-- Extracted information start --

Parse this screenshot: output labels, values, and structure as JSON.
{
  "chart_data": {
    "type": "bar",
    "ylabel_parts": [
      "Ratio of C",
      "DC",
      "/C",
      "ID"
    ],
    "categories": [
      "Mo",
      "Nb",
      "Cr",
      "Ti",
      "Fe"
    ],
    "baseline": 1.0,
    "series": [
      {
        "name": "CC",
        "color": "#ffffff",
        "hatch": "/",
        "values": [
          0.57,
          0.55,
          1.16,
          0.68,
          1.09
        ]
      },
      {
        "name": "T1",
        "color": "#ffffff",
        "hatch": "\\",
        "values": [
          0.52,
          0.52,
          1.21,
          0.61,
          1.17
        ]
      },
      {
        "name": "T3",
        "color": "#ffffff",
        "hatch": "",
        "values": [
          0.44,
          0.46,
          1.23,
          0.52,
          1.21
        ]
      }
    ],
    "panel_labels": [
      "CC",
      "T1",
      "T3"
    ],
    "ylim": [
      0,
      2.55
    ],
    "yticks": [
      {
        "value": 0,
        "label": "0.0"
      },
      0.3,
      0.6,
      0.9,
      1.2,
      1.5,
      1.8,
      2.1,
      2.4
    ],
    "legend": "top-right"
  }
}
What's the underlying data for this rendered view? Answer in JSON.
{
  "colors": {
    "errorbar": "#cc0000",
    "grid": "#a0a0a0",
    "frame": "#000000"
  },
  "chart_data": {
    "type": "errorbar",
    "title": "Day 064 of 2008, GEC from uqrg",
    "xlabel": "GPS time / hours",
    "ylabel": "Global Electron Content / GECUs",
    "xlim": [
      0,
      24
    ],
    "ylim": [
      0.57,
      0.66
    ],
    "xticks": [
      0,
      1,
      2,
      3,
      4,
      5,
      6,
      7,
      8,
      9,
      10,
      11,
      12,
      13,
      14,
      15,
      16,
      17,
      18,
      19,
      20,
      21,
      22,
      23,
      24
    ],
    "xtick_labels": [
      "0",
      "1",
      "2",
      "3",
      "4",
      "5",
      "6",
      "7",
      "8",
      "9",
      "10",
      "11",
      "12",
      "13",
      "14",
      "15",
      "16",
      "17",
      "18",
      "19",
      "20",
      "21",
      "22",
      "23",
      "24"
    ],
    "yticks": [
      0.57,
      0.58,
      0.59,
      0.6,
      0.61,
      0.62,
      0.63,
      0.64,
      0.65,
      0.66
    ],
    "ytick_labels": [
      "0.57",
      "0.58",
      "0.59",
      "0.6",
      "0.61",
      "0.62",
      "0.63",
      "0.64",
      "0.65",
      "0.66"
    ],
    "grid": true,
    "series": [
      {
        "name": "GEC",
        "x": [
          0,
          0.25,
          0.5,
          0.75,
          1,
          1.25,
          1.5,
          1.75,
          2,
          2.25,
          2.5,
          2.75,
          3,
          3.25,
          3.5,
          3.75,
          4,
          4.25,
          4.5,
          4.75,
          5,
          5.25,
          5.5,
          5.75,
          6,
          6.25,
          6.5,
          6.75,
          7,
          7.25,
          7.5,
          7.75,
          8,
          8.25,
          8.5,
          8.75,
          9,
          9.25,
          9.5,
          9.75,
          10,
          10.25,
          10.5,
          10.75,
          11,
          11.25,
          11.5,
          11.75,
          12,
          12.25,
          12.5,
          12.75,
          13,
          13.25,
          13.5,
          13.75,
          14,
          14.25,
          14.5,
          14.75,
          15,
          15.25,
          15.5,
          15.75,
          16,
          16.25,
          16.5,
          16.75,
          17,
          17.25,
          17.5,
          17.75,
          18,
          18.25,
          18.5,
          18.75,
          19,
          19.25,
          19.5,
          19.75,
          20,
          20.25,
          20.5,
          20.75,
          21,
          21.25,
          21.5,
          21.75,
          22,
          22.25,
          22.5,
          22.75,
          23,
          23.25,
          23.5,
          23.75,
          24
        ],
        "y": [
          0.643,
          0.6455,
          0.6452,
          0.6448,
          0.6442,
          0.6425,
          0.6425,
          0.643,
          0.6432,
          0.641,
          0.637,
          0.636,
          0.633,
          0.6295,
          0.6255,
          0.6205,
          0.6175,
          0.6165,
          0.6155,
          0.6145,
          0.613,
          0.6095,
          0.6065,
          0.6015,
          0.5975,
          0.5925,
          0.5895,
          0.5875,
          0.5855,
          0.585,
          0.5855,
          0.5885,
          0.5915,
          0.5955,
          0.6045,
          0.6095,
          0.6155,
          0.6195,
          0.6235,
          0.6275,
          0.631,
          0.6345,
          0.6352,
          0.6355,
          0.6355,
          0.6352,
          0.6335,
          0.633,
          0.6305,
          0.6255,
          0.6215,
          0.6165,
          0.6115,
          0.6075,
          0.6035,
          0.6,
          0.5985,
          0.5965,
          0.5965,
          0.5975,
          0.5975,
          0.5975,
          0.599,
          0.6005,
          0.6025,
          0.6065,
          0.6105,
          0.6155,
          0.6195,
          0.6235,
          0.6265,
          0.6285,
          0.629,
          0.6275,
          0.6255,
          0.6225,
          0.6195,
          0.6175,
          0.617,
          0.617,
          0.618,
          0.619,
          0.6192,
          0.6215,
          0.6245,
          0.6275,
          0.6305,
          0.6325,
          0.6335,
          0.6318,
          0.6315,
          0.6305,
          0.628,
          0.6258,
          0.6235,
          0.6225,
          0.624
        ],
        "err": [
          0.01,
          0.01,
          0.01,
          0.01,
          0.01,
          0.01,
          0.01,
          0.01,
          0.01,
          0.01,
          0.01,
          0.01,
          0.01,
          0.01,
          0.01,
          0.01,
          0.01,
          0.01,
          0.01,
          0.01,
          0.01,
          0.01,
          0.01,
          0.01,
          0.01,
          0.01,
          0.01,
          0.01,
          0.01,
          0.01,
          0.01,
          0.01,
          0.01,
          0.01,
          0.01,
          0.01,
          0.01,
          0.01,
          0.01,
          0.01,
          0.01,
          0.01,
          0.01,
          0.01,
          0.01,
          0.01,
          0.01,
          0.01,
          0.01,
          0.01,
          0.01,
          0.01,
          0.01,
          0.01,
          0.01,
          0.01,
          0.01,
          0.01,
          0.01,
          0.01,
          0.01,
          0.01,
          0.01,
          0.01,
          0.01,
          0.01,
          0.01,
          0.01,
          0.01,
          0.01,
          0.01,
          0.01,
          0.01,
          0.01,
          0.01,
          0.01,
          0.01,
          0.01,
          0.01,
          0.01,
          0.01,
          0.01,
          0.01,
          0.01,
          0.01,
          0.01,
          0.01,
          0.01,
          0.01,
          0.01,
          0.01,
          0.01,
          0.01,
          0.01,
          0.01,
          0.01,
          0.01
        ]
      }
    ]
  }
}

-- Extracted information end --

Exactly reproduce all of the entries above.

## Answer in full
Parse this screenshot: output labels, values, and structure as JSON.
{
  "chart_data": {
    "type": "bar",
    "ylabel_parts": [
      "Ratio of C",
      "DC",
      "/C",
      "ID"
    ],
    "categories": [
      "Mo",
      "Nb",
      "Cr",
      "Ti",
      "Fe"
    ],
    "baseline": 1.0,
    "series": [
      {
        "name": "CC",
        "color": "#ffffff",
        "hatch": "/",
        "values": [
          0.57,
          0.55,
          1.16,
          0.68,
          1.09
        ]
      },
      {
        "name": "T1",
        "color": "#ffffff",
        "hatch": "\\",
        "values": [
          0.52,
          0.52,
          1.21,
          0.61,
          1.17
        ]
      },
      {
        "name": "T3",
        "color": "#ffffff",
        "hatch": "",
        "values": [
          0.44,
          0.46,
          1.23,
          0.52,
          1.21
        ]
      }
    ],
    "panel_labels": [
      "CC",
      "T1",
      "T3"
    ],
    "ylim": [
      0,
      2.55
    ],
    "yticks": [
      {
        "value": 0,
        "label": "0.0"
      },
      0.3,
      0.6,
      0.9,
      1.2,
      1.5,
      1.8,
      2.1,
      2.4
    ],
    "legend": "top-right"
  }
}
What's the underlying data for this rendered view? Answer in JSON.
{
  "colors": {
    "errorbar": "#cc0000",
    "grid": "#a0a0a0",
    "frame": "#000000"
  },
  "chart_data": {
    "type": "errorbar",
    "title": "Day 064 of 2008, GEC from uqrg",
    "xlabel": "GPS time / hours",
    "ylabel": "Global Electron Content / GECUs",
    "xlim": [
      0,
      24
    ],
    "ylim": [
      0.57,
      0.66
    ],
    "xticks": [
      0,
      1,
      2,
      3,
      4,
      5,
      6,
      7,
      8,
      9,
      10,
      11,
      12,
      13,
      14,
      15,
      16,
      17,
      18,
      19,
      20,
      21,
      22,
      23,
      24
    ],
    "xtick_labels": [
      "0",
      "1",
      "2",
      "3",
      "4",
      "5",
      "6",
      "7",
      "8",
      "9",
      "10",
      "11",
      "12",
      "13",
      "14",
      "15",
      "16",
      "17",
      "18",
      "19",
      "20",
      "21",
      "22",
      "23",
      "24"
    ],
    "yticks": [
      0.57,
      0.58,
      0.59,
      0.6,
      0.61,
      0.62,
      0.63,
      0.64,
      0.65,
      0.66
    ],
    "ytick_labels": [
      "0.57",
      "0.58",
      "0.59",
      "0.6",
      "0.61",
      "0.62",
      "0.63",
      "0.64",
      "0.65",
      "0.66"
    ],
    "grid": true,
    "series": [
      {
        "name": "GEC",
        "x": [
          0,
          0.25,
          0.5,
          0.75,
          1,
          1.25,
          1.5,
          1.75,
          2,
          2.25,
          2.5,
          2.75,
          3,
          3.25,
          3.5,
          3.75,
          4,
          4.25,
          4.5,
          4.75,
          5,
          5.25,
          5.5,
          5.75,
          6,
          6.25,
          6.5,
          6.75,
          7,
          7.25,
          7.5,
          7.75,
          8,
          8.25,
          8.5,
          8.75,
          9,
          9.25,
          9.5,
          9.75,
          10,
          10.25,
          10.5,
          10.75,
          11,
          11.25,
          11.5,
          11.75,
          12,
          12.25,
          12.5,
          12.75,
          13,
          13.25,
          13.5,
          13.75,
          14,
          14.25,
          14.5,
          14.75,
          15,
          15.25,
          15.5,
          15.75,
          16,
          16.25,
          16.5,
          16.75,
          17,
          17.25,
          17.5,
          17.75,
          18,
          18.25,
          18.5,
          18.75,
          19,
          19.25,
          19.5,
          19.75,
          20,
          20.25,
          20.5,
          20.75,
          21,
          21.25,
          21.5,
          21.75,
          22,
          22.25,
          22.5,
          22.75,
          23,
          23.25,
          23.5,
          23.75,
          24
        ],
        "y": [
          0.643,
          0.6455,
          0.6452,
          0.6448,
          0.6442,
          0.6425,
          0.6425,
          0.643,
          0.6432,
          0.641,
          0.637,
          0.636,
          0.633,
          0.6295,
          0.6255,
          0.6205,
          0.6175,
          0.6165,
          0.6155,
          0.6145,
          0.613,
          0.6095,
          0.6065,
          0.6015,
          0.5975,
          0.5925,
          0.5895,
          0.5875,
          0.5855,
          0.585,
          0.5855,
          0.5885,
          0.5915,
          0.5955,
          0.6045,
          0.6095,
          0.6155,
          0.6195,
          0.6235,
          0.6275,
          0.631,
          0.6345,
          0.6352,
          0.6355,
          0.6355,
          0.6352,
          0.6335,
          0.633,
          0.6305,
          0.6255,
          0.6215,
          0.6165,
          0.6115,
          0.6075,
          0.6035,
          0.6,
          0.5985,
          0.5965,
          0.5965,
          0.5975,
          0.5975,
          0.5975,
          0.599,
          0.6005,
          0.6025,
          0.6065,
          0.6105,
          0.6155,
          0.6195,
          0.6235,
          0.6265,
          0.6285,
          0.629,
          0.6275,
          0.6255,
          0.6225,
          0.6195,
          0.6175,
          0.617,
          0.617,
          0.618,
          0.619,
          0.6192,
          0.6215,
          0.6245,
          0.6275,
          0.6305,
          0.6325,
          0.6335,
          0.6318,
          0.6315,
          0.6305,
          0.628,
          0.6258,
          0.6235,
          0.6225,
          0.624
        ],
        "err": [
          0.01,
          0.01,
          0.01,
          0.01,
          0.01,
          0.01,
          0.01,
          0.01,
          0.01,
          0.01,
          0.01,
          0.01,
          0.01,
          0.01,
          0.01,
          0.01,
          0.01,
          0.01,
          0.01,
          0.01,
          0.01,
          0.01,
          0.01,
          0.01,
          0.01,
          0.01,
          0.01,
          0.01,
          0.01,
          0.01,
          0.01,
          0.01,
          0.01,
          0.01,
          0.01,
          0.01,
          0.01,
          0.01,
          0.01,
          0.01,
          0.01,
          0.01,
          0.01,
          0.01,
          0.01,
          0.01,
          0.01,
          0.01,
          0.01,
          0.01,
          0.01,
          0.01,
          0.01,
          0.01,
          0.01,
          0.01,
          0.01,
          0.01,
          0.01,
          0.01,
          0.01,
          0.01,
          0.01,
          0.01,
          0.01,
          0.01,
          0.01,
          0.01,
          0.01,
          0.01,
          0.01,
          0.01,
          0.01,
          0.01,
          0.01,
          0.01,
          0.01,
          0.01,
          0.01,
          0.01,
          0.01,
          0.01,
          0.01,
          0.01,
          0.01,
          0.01,
          0.01,
          0.01,
          0.01,
          0.01,
          0.01,
          0.01,
          0.01,
          0.01,
          0.01,
          0.01,
          0.01
        ]
      }
    ]
  }
}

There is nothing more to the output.